Start Stored rows

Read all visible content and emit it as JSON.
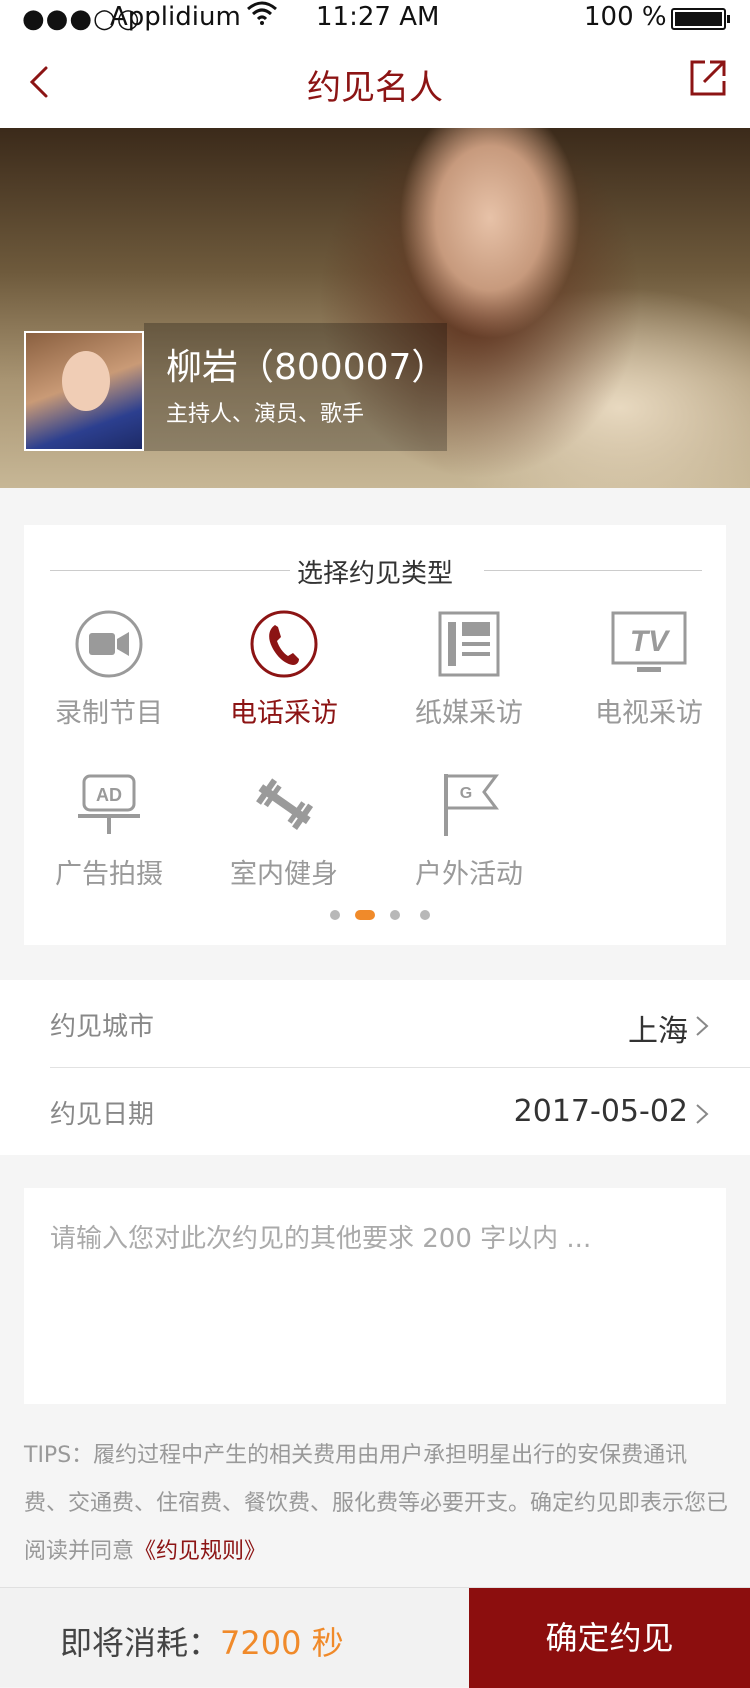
{
  "status_bar": {
    "signal": "●●●○○",
    "carrier": "Applidium",
    "time": "11:27 AM",
    "battery": "100 %"
  },
  "nav": {
    "title": "约见名人"
  },
  "celebrity": {
    "name": "柳岩（800007）",
    "roles": "主持人、演员、歌手"
  },
  "type_section": {
    "heading": "选择约见类型",
    "items": [
      {
        "label": "录制节目",
        "icon": "video-camera-icon",
        "selected": false
      },
      {
        "label": "电话采访",
        "icon": "phone-icon",
        "selected": true
      },
      {
        "label": "纸媒采访",
        "icon": "newspaper-icon",
        "selected": false
      },
      {
        "label": "电视采访",
        "icon": "tv-icon",
        "selected": false
      },
      {
        "label": "广告拍摄",
        "icon": "ad-board-icon",
        "selected": false
      },
      {
        "label": "室内健身",
        "icon": "dumbbell-icon",
        "selected": false
      },
      {
        "label": "户外活动",
        "icon": "flag-icon",
        "selected": false
      }
    ],
    "page_dots": {
      "count": 4,
      "active": 1
    }
  },
  "form": {
    "city": {
      "label": "约见城市",
      "value": "上海"
    },
    "date": {
      "label": "约见日期",
      "value": "2017-05-02"
    }
  },
  "note": {
    "placeholder": "请输入您对此次约见的其他要求 200 字以内 ..."
  },
  "tips": {
    "text": "TIPS：履约过程中产生的相关费用由用户承担明星出行的安保费通讯费、交通费、住宿费、餐饮费、服化费等必要开支。确定约见即表示您已阅读并同意",
    "link": "《约见规则》"
  },
  "bottom": {
    "cost_label": "即将消耗：",
    "cost_value": "7200 秒",
    "confirm": "确定约见"
  },
  "colors": {
    "brand": "#8c1414",
    "accent": "#f08a2a",
    "inactive_icon": "#9a9a9a"
  }
}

End Stored rows

Description of the task: Return every line of the records exactly as given, pictures excluded.

The output:
Read all visible content and emit it as JSON.
{
  "status_bar": {
    "signal": "●●●○○",
    "carrier": "Applidium",
    "time": "11:27 AM",
    "battery": "100 %"
  },
  "nav": {
    "title": "约见名人"
  },
  "celebrity": {
    "name": "柳岩（800007）",
    "roles": "主持人、演员、歌手"
  },
  "type_section": {
    "heading": "选择约见类型",
    "items": [
      {
        "label": "录制节目",
        "icon": "video-camera-icon",
        "selected": false
      },
      {
        "label": "电话采访",
        "icon": "phone-icon",
        "selected": true
      },
      {
        "label": "纸媒采访",
        "icon": "newspaper-icon",
        "selected": false
      },
      {
        "label": "电视采访",
        "icon": "tv-icon",
        "selected": false
      },
      {
        "label": "广告拍摄",
        "icon": "ad-board-icon",
        "selected": false
      },
      {
        "label": "室内健身",
        "icon": "dumbbell-icon",
        "selected": false
      },
      {
        "label": "户外活动",
        "icon": "flag-icon",
        "selected": false
      }
    ],
    "page_dots": {
      "count": 4,
      "active": 1
    }
  },
  "form": {
    "city": {
      "label": "约见城市",
      "value": "上海"
    },
    "date": {
      "label": "约见日期",
      "value": "2017-05-02"
    }
  },
  "note": {
    "placeholder": "请输入您对此次约见的其他要求 200 字以内 ..."
  },
  "tips": {
    "text": "TIPS：履约过程中产生的相关费用由用户承担明星出行的安保费通讯费、交通费、住宿费、餐饮费、服化费等必要开支。确定约见即表示您已阅读并同意",
    "link": "《约见规则》"
  },
  "bottom": {
    "cost_label": "即将消耗：",
    "cost_value": "7200 秒",
    "confirm": "确定约见"
  },
  "colors": {
    "brand": "#8c1414",
    "accent": "#f08a2a",
    "inactive_icon": "#9a9a9a"
  }
}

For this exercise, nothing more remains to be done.